What is needed -> Carry none of the pictures over; write out the complete data exactly.

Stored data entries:
━━━━━━
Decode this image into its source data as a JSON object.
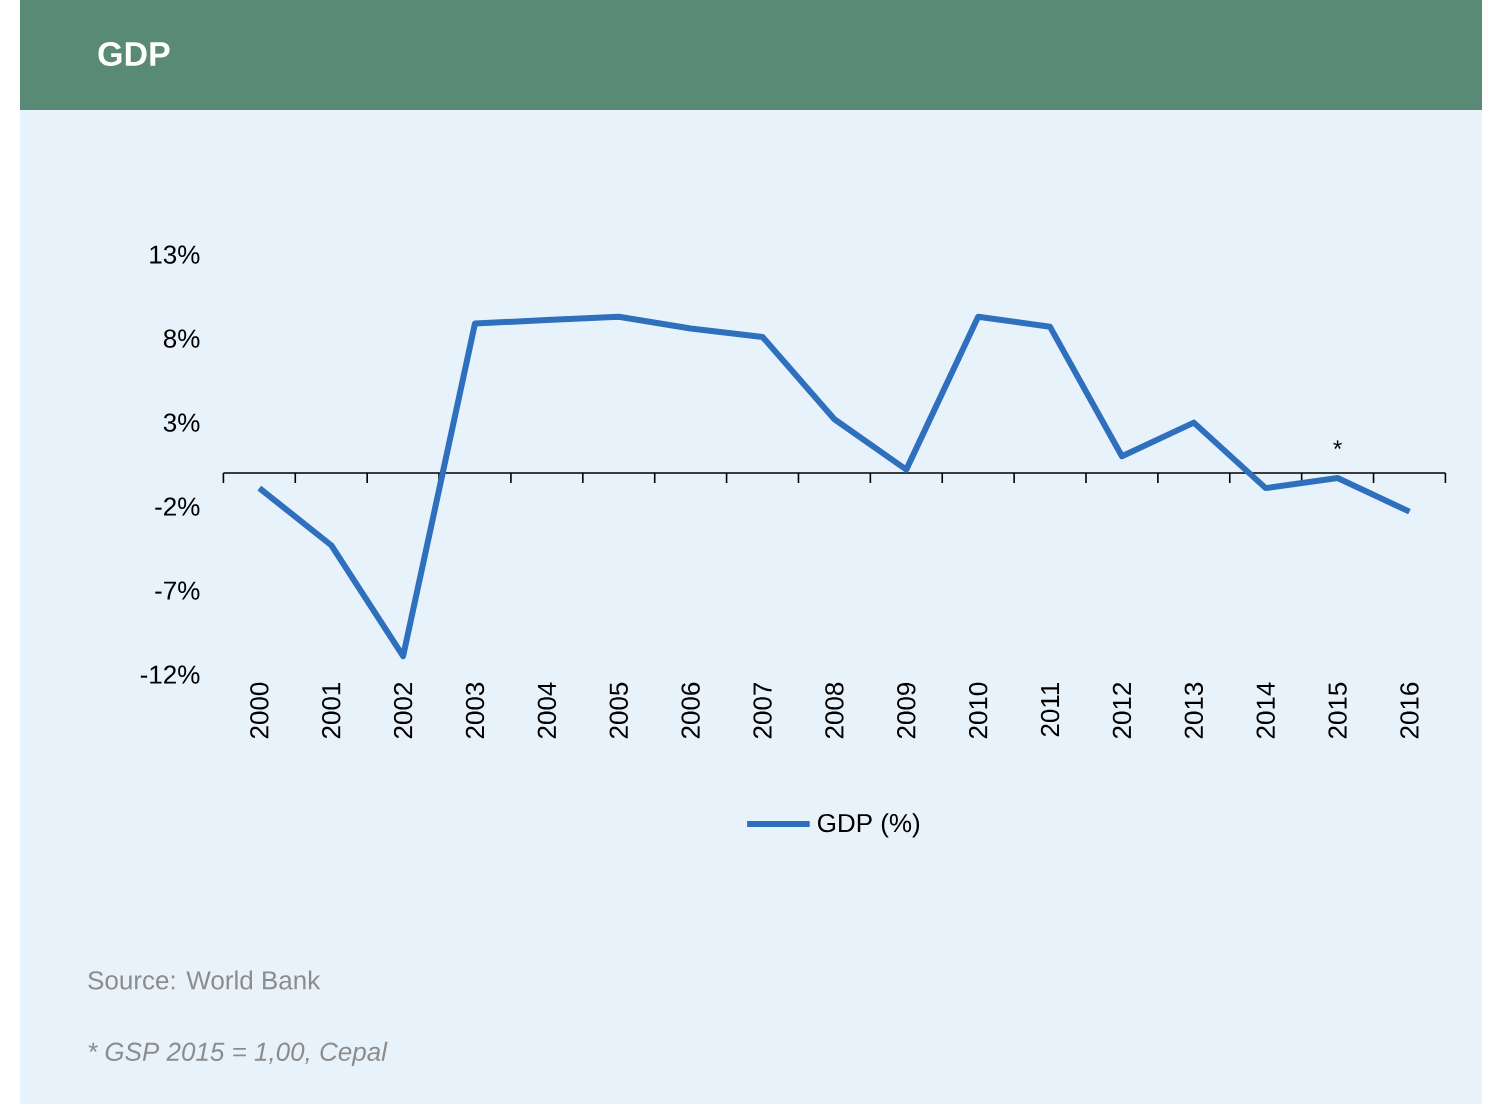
{
  "chart_data": {
    "type": "line",
    "title": "GDP",
    "categories": [
      "2000",
      "2001",
      "2002",
      "2003",
      "2004",
      "2005",
      "2006",
      "2007",
      "2008",
      "2009",
      "2010",
      "2011",
      "2012",
      "2013",
      "2014",
      "2015",
      "2016"
    ],
    "series": [
      {
        "name": "GDP (%)",
        "color": "#2e6fbe",
        "values": [
          -0.9,
          -4.3,
          -10.9,
          8.9,
          9.1,
          9.3,
          8.6,
          8.1,
          3.2,
          0.2,
          9.3,
          8.7,
          1.0,
          3.0,
          -0.9,
          -0.3,
          -2.3
        ]
      }
    ],
    "ylim": [
      -12,
      13
    ],
    "yticks": [
      {
        "value": 13,
        "label": "13%"
      },
      {
        "value": 8,
        "label": "8%"
      },
      {
        "value": 3,
        "label": "3%"
      },
      {
        "value": -2,
        "label": "-2%"
      },
      {
        "value": -7,
        "label": "-7%"
      },
      {
        "value": -12,
        "label": "-12%"
      }
    ],
    "legend": "bottom",
    "marker": "none",
    "line_style": "solid",
    "annotations": [
      {
        "text": "*",
        "x": "2015",
        "y": -0.3
      },
      "Source: World Bank",
      "* GSP 2015 = 1,00, Cepal"
    ]
  }
}
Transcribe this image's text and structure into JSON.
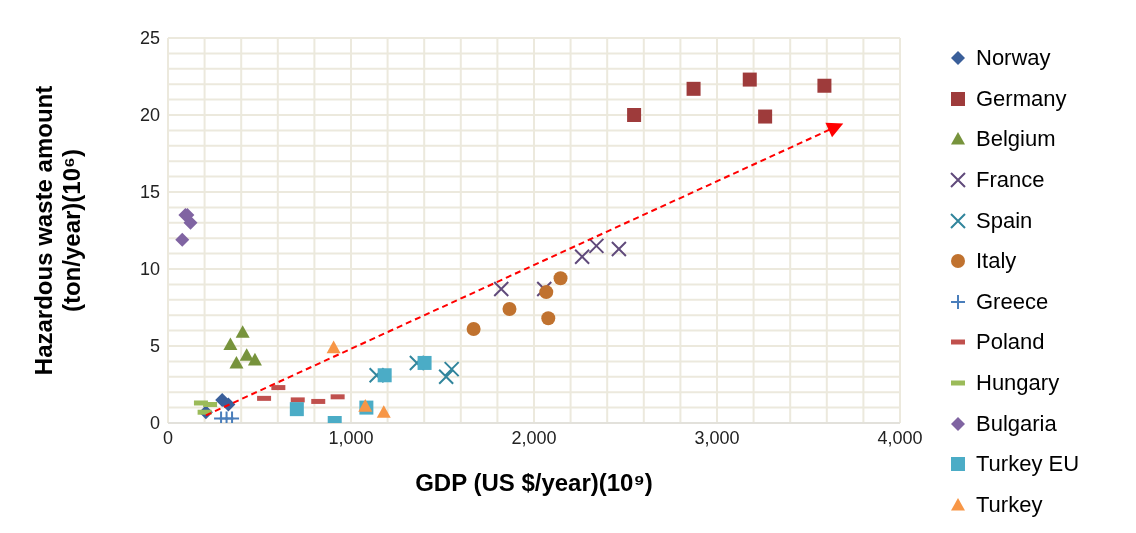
{
  "chart_data": {
    "type": "scatter",
    "xlabel": "GDP (US $/year)(10⁹)",
    "ylabel": "Hazardous waste  amount (ton/year)(10⁶)",
    "xlim": [
      0,
      4000
    ],
    "ylim": [
      0,
      25
    ],
    "xticks": [
      0,
      {
        "value": 200,
        "label": null
      },
      {
        "value": 400,
        "label": null
      },
      {
        "value": 600,
        "label": null
      },
      {
        "value": 800,
        "label": null
      },
      {
        "value": 1000,
        "label": "1,000"
      },
      {
        "value": 1200,
        "label": null
      },
      {
        "value": 1400,
        "label": null
      },
      {
        "value": 1600,
        "label": null
      },
      {
        "value": 1800,
        "label": null
      },
      {
        "value": 2000,
        "label": "2,000"
      },
      {
        "value": 2200,
        "label": null
      },
      {
        "value": 2400,
        "label": null
      },
      {
        "value": 2600,
        "label": null
      },
      {
        "value": 2800,
        "label": null
      },
      {
        "value": 3000,
        "label": "3,000"
      },
      {
        "value": 3200,
        "label": null
      },
      {
        "value": 3400,
        "label": null
      },
      {
        "value": 3600,
        "label": null
      },
      {
        "value": 3800,
        "label": null
      },
      {
        "value": 4000,
        "label": "4,000"
      }
    ],
    "yticks": [
      0,
      {
        "value": 1,
        "label": null
      },
      {
        "value": 2,
        "label": null
      },
      {
        "value": 3,
        "label": null
      },
      {
        "value": 4,
        "label": null
      },
      5,
      {
        "value": 6,
        "label": null
      },
      {
        "value": 7,
        "label": null
      },
      {
        "value": 8,
        "label": null
      },
      {
        "value": 9,
        "label": null
      },
      10,
      {
        "value": 11,
        "label": null
      },
      {
        "value": 12,
        "label": null
      },
      {
        "value": 13,
        "label": null
      },
      {
        "value": 14,
        "label": null
      },
      15,
      {
        "value": 16,
        "label": null
      },
      {
        "value": 17,
        "label": null
      },
      {
        "value": 18,
        "label": null
      },
      {
        "value": 19,
        "label": null
      },
      20,
      {
        "value": 21,
        "label": null
      },
      {
        "value": 22,
        "label": null
      },
      {
        "value": 23,
        "label": null
      },
      {
        "value": 24,
        "label": null
      },
      25
    ],
    "grid": true,
    "legend": "right",
    "series": [
      {
        "name": "Norway",
        "color": "#3a5f9a",
        "marker": "diamond",
        "x": [
          207,
          296,
          330
        ],
        "values": [
          0.7,
          1.5,
          1.2
        ]
      },
      {
        "name": "Germany",
        "color": "#9e3b3b",
        "marker": "square",
        "x": [
          2547,
          2872,
          3179,
          3263,
          3587
        ],
        "values": [
          20.0,
          21.7,
          22.3,
          19.9,
          21.9
        ]
      },
      {
        "name": "Belgium",
        "color": "#77933c",
        "marker": "triangle",
        "x": [
          341,
          408,
          430,
          374,
          475
        ],
        "values": [
          5.1,
          5.9,
          4.4,
          3.9,
          4.1
        ]
      },
      {
        "name": "France",
        "color": "#604a7b",
        "marker": "cross",
        "x": [
          1821,
          2056,
          2263,
          2341,
          2464
        ],
        "values": [
          8.7,
          8.7,
          10.8,
          11.5,
          11.3
        ]
      },
      {
        "name": "Spain",
        "color": "#31859c",
        "marker": "cross",
        "x": [
          1140,
          1360,
          1520,
          1550
        ],
        "values": [
          3.1,
          3.9,
          3.0,
          3.5
        ]
      },
      {
        "name": "Italy",
        "color": "#c0722f",
        "marker": "circle",
        "x": [
          1670,
          1866,
          2067,
          2078,
          2145
        ],
        "values": [
          6.1,
          7.4,
          8.5,
          6.8,
          9.4
        ]
      },
      {
        "name": "Greece",
        "color": "#4a7ebb",
        "marker": "plus",
        "x": [
          290,
          320,
          350
        ],
        "values": [
          0.3,
          0.3,
          0.3
        ]
      },
      {
        "name": "Poland",
        "color": "#c0504d",
        "x": [
          525,
          603,
          709,
          821,
          927
        ],
        "values": [
          1.6,
          2.3,
          1.5,
          1.4,
          1.7
        ]
      },
      {
        "name": "Hungary",
        "color": "#9bbb59",
        "x": [
          180,
          230,
          200
        ],
        "values": [
          1.3,
          1.2,
          0.7
        ]
      },
      {
        "name": "Bulgaria",
        "color": "#8064a2",
        "marker": "diamond",
        "x": [
          78,
          95,
          106,
          123
        ],
        "values": [
          11.9,
          13.5,
          13.5,
          13.0
        ]
      },
      {
        "name": "Turkey EU",
        "color": "#4bacc6",
        "marker": "square",
        "x": [
          704,
          911,
          1084,
          1184,
          1402
        ],
        "values": [
          0.9,
          0.0,
          1.0,
          3.1,
          3.9
        ]
      },
      {
        "name": "Turkey",
        "color": "#f79646",
        "marker": "triangle",
        "x": [
          905,
          1078,
          1179
        ],
        "values": [
          4.9,
          1.1,
          0.7
        ]
      }
    ]
  }
}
━━━━━━
Task output ->
Decode this image into its source data as a JSON object.
{
  "chart_data": {
    "type": "line",
    "title": "GDP",
    "categories": [
      "2000",
      "2001",
      "2002",
      "2003",
      "2004",
      "2005",
      "2006",
      "2007",
      "2008",
      "2009",
      "2010",
      "2011",
      "2012",
      "2013",
      "2014",
      "2015",
      "2016"
    ],
    "series": [
      {
        "name": "GDP (%)",
        "color": "#2e6fbe",
        "values": [
          -0.9,
          -4.3,
          -10.9,
          8.9,
          9.1,
          9.3,
          8.6,
          8.1,
          3.2,
          0.2,
          9.3,
          8.7,
          1.0,
          3.0,
          -0.9,
          -0.3,
          -2.3
        ]
      }
    ],
    "ylim": [
      -12,
      13
    ],
    "yticks": [
      {
        "value": 13,
        "label": "13%"
      },
      {
        "value": 8,
        "label": "8%"
      },
      {
        "value": 3,
        "label": "3%"
      },
      {
        "value": -2,
        "label": "-2%"
      },
      {
        "value": -7,
        "label": "-7%"
      },
      {
        "value": -12,
        "label": "-12%"
      }
    ],
    "legend": "bottom",
    "marker": "none",
    "line_style": "solid",
    "annotations": [
      {
        "text": "*",
        "x": "2015",
        "y": -0.3
      },
      "Source: World Bank",
      "* GSP 2015 = 1,00, Cepal"
    ]
  }
}
Transcribe this image's text and structure into JSON.
{
  "chart_data": {
    "type": "scatter",
    "xlabel": "GDP (US $/year)(10⁹)",
    "ylabel": "Hazardous waste  amount (ton/year)(10⁶)",
    "xlim": [
      0,
      4000
    ],
    "ylim": [
      0,
      25
    ],
    "xticks": [
      0,
      {
        "value": 200,
        "label": null
      },
      {
        "value": 400,
        "label": null
      },
      {
        "value": 600,
        "label": null
      },
      {
        "value": 800,
        "label": null
      },
      {
        "value": 1000,
        "label": "1,000"
      },
      {
        "value": 1200,
        "label": null
      },
      {
        "value": 1400,
        "label": null
      },
      {
        "value": 1600,
        "label": null
      },
      {
        "value": 1800,
        "label": null
      },
      {
        "value": 2000,
        "label": "2,000"
      },
      {
        "value": 2200,
        "label": null
      },
      {
        "value": 2400,
        "label": null
      },
      {
        "value": 2600,
        "label": null
      },
      {
        "value": 2800,
        "label": null
      },
      {
        "value": 3000,
        "label": "3,000"
      },
      {
        "value": 3200,
        "label": null
      },
      {
        "value": 3400,
        "label": null
      },
      {
        "value": 3600,
        "label": null
      },
      {
        "value": 3800,
        "label": null
      },
      {
        "value": 4000,
        "label": "4,000"
      }
    ],
    "yticks": [
      0,
      {
        "value": 1,
        "label": null
      },
      {
        "value": 2,
        "label": null
      },
      {
        "value": 3,
        "label": null
      },
      {
        "value": 4,
        "label": null
      },
      5,
      {
        "value": 6,
        "label": null
      },
      {
        "value": 7,
        "label": null
      },
      {
        "value": 8,
        "label": null
      },
      {
        "value": 9,
        "label": null
      },
      10,
      {
        "value": 11,
        "label": null
      },
      {
        "value": 12,
        "label": null
      },
      {
        "value": 13,
        "label": null
      },
      {
        "value": 14,
        "label": null
      },
      15,
      {
        "value": 16,
        "label": null
      },
      {
        "value": 17,
        "label": null
      },
      {
        "value": 18,
        "label": null
      },
      {
        "value": 19,
        "label": null
      },
      20,
      {
        "value": 21,
        "label": null
      },
      {
        "value": 22,
        "label": null
      },
      {
        "value": 23,
        "label": null
      },
      {
        "value": 24,
        "label": null
      },
      25
    ],
    "grid": true,
    "legend": "right",
    "series": [
      {
        "name": "Norway",
        "color": "#3a5f9a",
        "marker": "diamond",
        "x": [
          207,
          296,
          330
        ],
        "values": [
          0.7,
          1.5,
          1.2
        ]
      },
      {
        "name": "Germany",
        "color": "#9e3b3b",
        "marker": "square",
        "x": [
          2547,
          2872,
          3179,
          3263,
          3587
        ],
        "values": [
          20.0,
          21.7,
          22.3,
          19.9,
          21.9
        ]
      },
      {
        "name": "Belgium",
        "color": "#77933c",
        "marker": "triangle",
        "x": [
          341,
          408,
          430,
          374,
          475
        ],
        "values": [
          5.1,
          5.9,
          4.4,
          3.9,
          4.1
        ]
      },
      {
        "name": "France",
        "color": "#604a7b",
        "marker": "cross",
        "x": [
          1821,
          2056,
          2263,
          2341,
          2464
        ],
        "values": [
          8.7,
          8.7,
          10.8,
          11.5,
          11.3
        ]
      },
      {
        "name": "Spain",
        "color": "#31859c",
        "marker": "cross",
        "x": [
          1140,
          1360,
          1520,
          1550
        ],
        "values": [
          3.1,
          3.9,
          3.0,
          3.5
        ]
      },
      {
        "name": "Italy",
        "color": "#c0722f",
        "marker": "circle",
        "x": [
          1670,
          1866,
          2067,
          2078,
          2145
        ],
        "values": [
          6.1,
          7.4,
          8.5,
          6.8,
          9.4
        ]
      },
      {
        "name": "Greece",
        "color": "#4a7ebb",
        "marker": "plus",
        "x": [
          290,
          320,
          350
        ],
        "values": [
          0.3,
          0.3,
          0.3
        ]
      },
      {
        "name": "Poland",
        "color": "#c0504d",
        "x": [
          525,
          603,
          709,
          821,
          927
        ],
        "values": [
          1.6,
          2.3,
          1.5,
          1.4,
          1.7
        ]
      },
      {
        "name": "Hungary",
        "color": "#9bbb59",
        "x": [
          180,
          230,
          200
        ],
        "values": [
          1.3,
          1.2,
          0.7
        ]
      },
      {
        "name": "Bulgaria",
        "color": "#8064a2",
        "marker": "diamond",
        "x": [
          78,
          95,
          106,
          123
        ],
        "values": [
          11.9,
          13.5,
          13.5,
          13.0
        ]
      },
      {
        "name": "Turkey EU",
        "color": "#4bacc6",
        "marker": "square",
        "x": [
          704,
          911,
          1084,
          1184,
          1402
        ],
        "values": [
          0.9,
          0.0,
          1.0,
          3.1,
          3.9
        ]
      },
      {
        "name": "Turkey",
        "color": "#f79646",
        "marker": "triangle",
        "x": [
          905,
          1078,
          1179
        ],
        "values": [
          4.9,
          1.1,
          0.7
        ]
      }
    ]
  }
}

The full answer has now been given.